Determine how many lines of the entries contain "this". Reply with that number alone.

Extracted data entries
● ● ● ● ●
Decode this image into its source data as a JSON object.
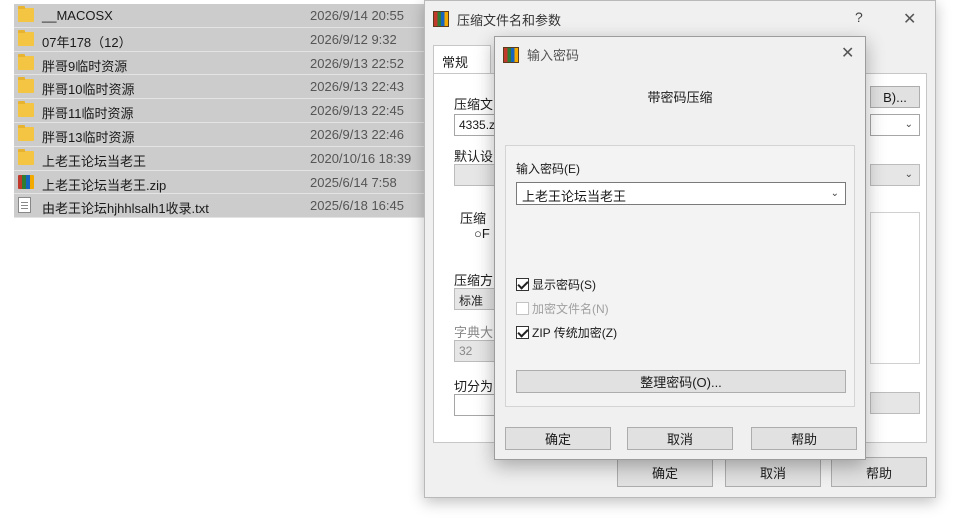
{
  "files": [
    {
      "name": "__MACOSX",
      "date": "2026/9/14 20:55",
      "type": "folder"
    },
    {
      "name": "07年178（12）",
      "date": "2026/9/12 9:32",
      "type": "folder"
    },
    {
      "name": "胖哥9临时资源",
      "date": "2026/9/13 22:52",
      "type": "folder"
    },
    {
      "name": "胖哥10临时资源",
      "date": "2026/9/13 22:43",
      "type": "folder"
    },
    {
      "name": "胖哥11临时资源",
      "date": "2026/9/13 22:45",
      "type": "folder"
    },
    {
      "name": "胖哥13临时资源",
      "date": "2026/9/13 22:46",
      "type": "folder"
    },
    {
      "name": "上老王论坛当老王",
      "date": "2020/10/16 18:39",
      "type": "folder"
    },
    {
      "name": "上老王论坛当老王.zip",
      "date": "2025/6/14 7:58",
      "type": "zip"
    },
    {
      "name": "由老王论坛hjhhlsalh1收录.txt",
      "date": "2025/6/18 16:45",
      "type": "txt"
    }
  ],
  "main_dialog": {
    "title": "压缩文件名和参数",
    "help": "?",
    "close": "✕",
    "tab_general": "常规",
    "archive_name_label": "压缩文",
    "archive_name_value": "4335.z",
    "browse_label": "B)...",
    "default_label": "默认设",
    "compress_group_label": "压缩",
    "radio_label": "F",
    "method_label": "压缩方",
    "method_value": "标准",
    "dict_label": "字典大",
    "dict_value": "32",
    "split_label": "切分为",
    "ok": "确定",
    "cancel": "取消",
    "help_btn": "帮助"
  },
  "password_dialog": {
    "title": "输入密码",
    "close": "✕",
    "heading": "带密码压缩",
    "enter_label": "输入密码(E)",
    "password_value": "上老王论坛当老王",
    "show_password": "显示密码(S)",
    "encrypt_names": "加密文件名(N)",
    "zip_legacy": "ZIP 传统加密(Z)",
    "organize": "整理密码(O)...",
    "ok": "确定",
    "cancel": "取消",
    "help": "帮助",
    "show_password_checked": true,
    "encrypt_names_checked": false,
    "encrypt_names_enabled": false,
    "zip_legacy_checked": true
  }
}
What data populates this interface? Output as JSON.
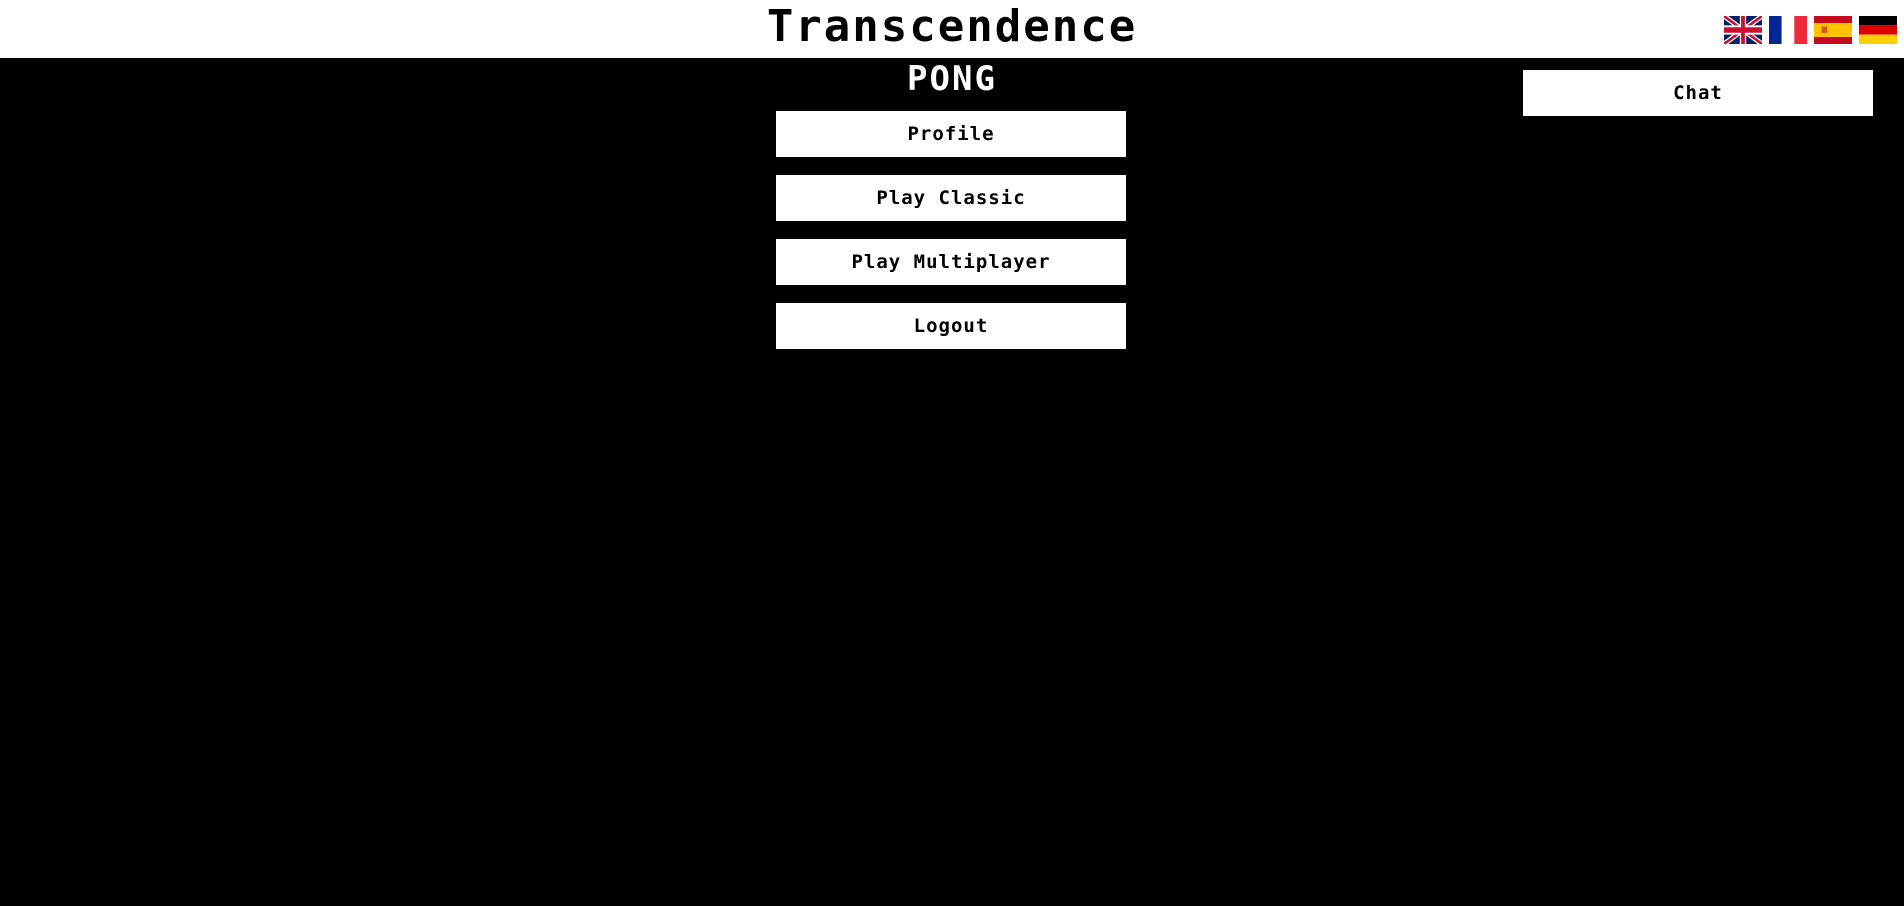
{
  "header": {
    "title": "Transcendence"
  },
  "languages": [
    {
      "name": "uk-flag-icon",
      "code": "en"
    },
    {
      "name": "france-flag-icon",
      "code": "fr"
    },
    {
      "name": "spain-flag-icon",
      "code": "es"
    },
    {
      "name": "germany-flag-icon",
      "code": "de"
    }
  ],
  "main": {
    "title": "PONG",
    "menu": {
      "profile_label": "Profile",
      "play_classic_label": "Play Classic",
      "play_multiplayer_label": "Play Multiplayer",
      "logout_label": "Logout"
    },
    "chat_label": "Chat"
  },
  "colors": {
    "background": "#000000",
    "header_background": "#ffffff",
    "button_background": "#ffffff",
    "button_text": "#000000"
  }
}
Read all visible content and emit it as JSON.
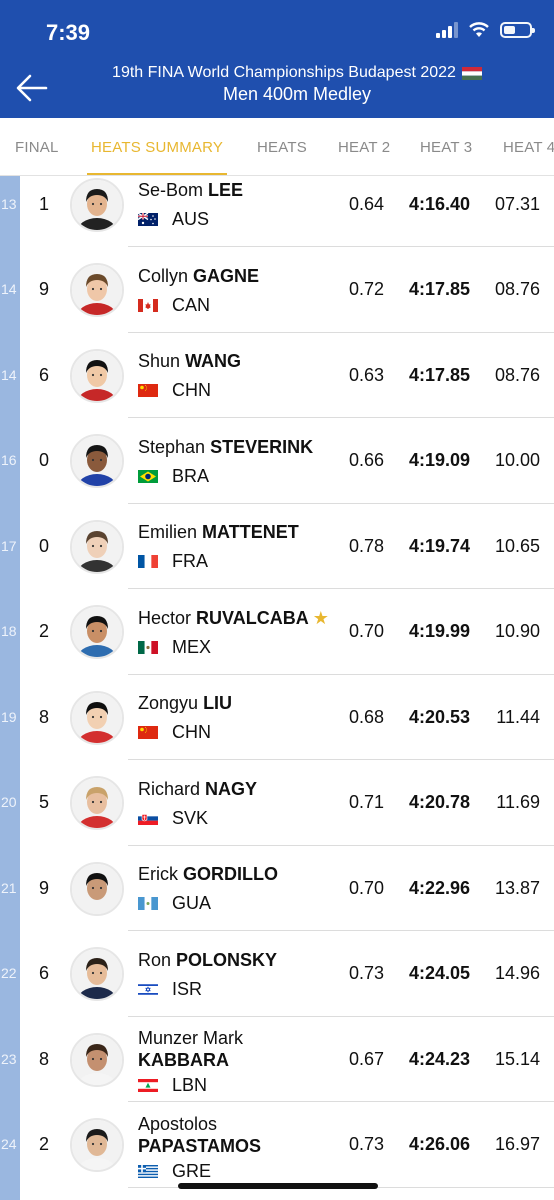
{
  "status": {
    "time": "7:39",
    "battery_level": 0.45
  },
  "header": {
    "title": "19th FINA World Championships Budapest 2022",
    "subtitle": "Men 400m Medley",
    "back_icon": "arrow-left-icon",
    "flag_icon": "flag-hungary-icon"
  },
  "tabs": [
    {
      "label": "FINAL",
      "active": false
    },
    {
      "label": "HEATS SUMMARY",
      "active": true
    },
    {
      "label": "HEATS",
      "active": false
    },
    {
      "label": "HEAT 2",
      "active": false
    },
    {
      "label": "HEAT 3",
      "active": false
    },
    {
      "label": "HEAT 4",
      "active": false
    }
  ],
  "colors": {
    "header_bg": "#1f4fae",
    "tab_active": "#e8b730",
    "rank_strip": "#9ab7e0",
    "star": "#e8b730"
  },
  "results": [
    {
      "rank": "13",
      "lane": "1",
      "first": "Se-Bom",
      "last": "LEE",
      "country": "AUS",
      "flag": "australia",
      "rt": "0.64",
      "time": "4:16.40",
      "diff": "07.31"
    },
    {
      "rank": "14",
      "lane": "9",
      "first": "Collyn",
      "last": "GAGNE",
      "country": "CAN",
      "flag": "canada",
      "rt": "0.72",
      "time": "4:17.85",
      "diff": "08.76"
    },
    {
      "rank": "14",
      "lane": "6",
      "first": "Shun",
      "last": "WANG",
      "country": "CHN",
      "flag": "china",
      "rt": "0.63",
      "time": "4:17.85",
      "diff": "08.76"
    },
    {
      "rank": "16",
      "lane": "0",
      "first": "Stephan",
      "last": "STEVERINK",
      "country": "BRA",
      "flag": "brazil",
      "rt": "0.66",
      "time": "4:19.09",
      "diff": "10.00"
    },
    {
      "rank": "17",
      "lane": "0",
      "first": "Emilien",
      "last": "MATTENET",
      "country": "FRA",
      "flag": "france",
      "rt": "0.78",
      "time": "4:19.74",
      "diff": "10.65"
    },
    {
      "rank": "18",
      "lane": "2",
      "first": "Hector",
      "last": "RUVALCABA",
      "star": true,
      "country": "MEX",
      "flag": "mexico",
      "rt": "0.70",
      "time": "4:19.99",
      "diff": "10.90"
    },
    {
      "rank": "19",
      "lane": "8",
      "first": "Zongyu",
      "last": "LIU",
      "country": "CHN",
      "flag": "china",
      "rt": "0.68",
      "time": "4:20.53",
      "diff": "11.44"
    },
    {
      "rank": "20",
      "lane": "5",
      "first": "Richard",
      "last": "NAGY",
      "country": "SVK",
      "flag": "slovakia",
      "rt": "0.71",
      "time": "4:20.78",
      "diff": "11.69"
    },
    {
      "rank": "21",
      "lane": "9",
      "first": "Erick",
      "last": "GORDILLO",
      "country": "GUA",
      "flag": "guatemala",
      "rt": "0.70",
      "time": "4:22.96",
      "diff": "13.87"
    },
    {
      "rank": "22",
      "lane": "6",
      "first": "Ron",
      "last": "POLONSKY",
      "country": "ISR",
      "flag": "israel",
      "rt": "0.73",
      "time": "4:24.05",
      "diff": "14.96"
    },
    {
      "rank": "23",
      "lane": "8",
      "first": "Munzer Mark",
      "last": "KABBARA",
      "country": "LBN",
      "flag": "lebanon",
      "rt": "0.67",
      "time": "4:24.23",
      "diff": "15.14"
    },
    {
      "rank": "24",
      "lane": "2",
      "first": "Apostolos",
      "last": "PAPASTAMOS",
      "country": "GRE",
      "flag": "greece",
      "rt": "0.73",
      "time": "4:26.06",
      "diff": "16.97"
    }
  ]
}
● ● ● ● ●
== Answer below ==
2